-------- Exercise data
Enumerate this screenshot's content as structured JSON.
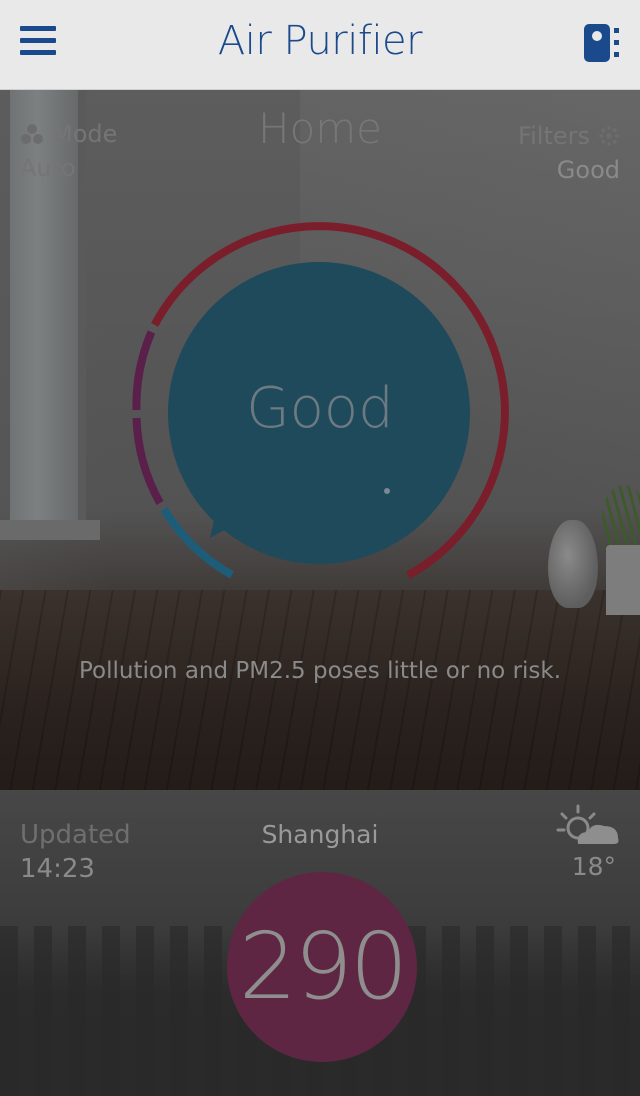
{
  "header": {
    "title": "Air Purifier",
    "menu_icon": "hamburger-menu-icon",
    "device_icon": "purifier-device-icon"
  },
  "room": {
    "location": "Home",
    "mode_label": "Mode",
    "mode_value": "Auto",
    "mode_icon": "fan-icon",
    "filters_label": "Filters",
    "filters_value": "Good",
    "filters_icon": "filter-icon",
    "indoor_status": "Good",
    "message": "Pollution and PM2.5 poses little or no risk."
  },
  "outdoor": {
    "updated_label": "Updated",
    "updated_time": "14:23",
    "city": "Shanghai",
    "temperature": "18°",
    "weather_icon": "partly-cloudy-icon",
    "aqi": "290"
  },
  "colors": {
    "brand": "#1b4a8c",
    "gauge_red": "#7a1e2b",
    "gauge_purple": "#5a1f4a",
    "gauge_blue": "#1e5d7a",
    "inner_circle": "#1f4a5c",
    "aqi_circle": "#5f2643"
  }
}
----------------
> **Work required**
Copy all lines from the listing that contain "Good".

> **Result below**
    "filters_value": "Good",
    "indoor_status": "Good",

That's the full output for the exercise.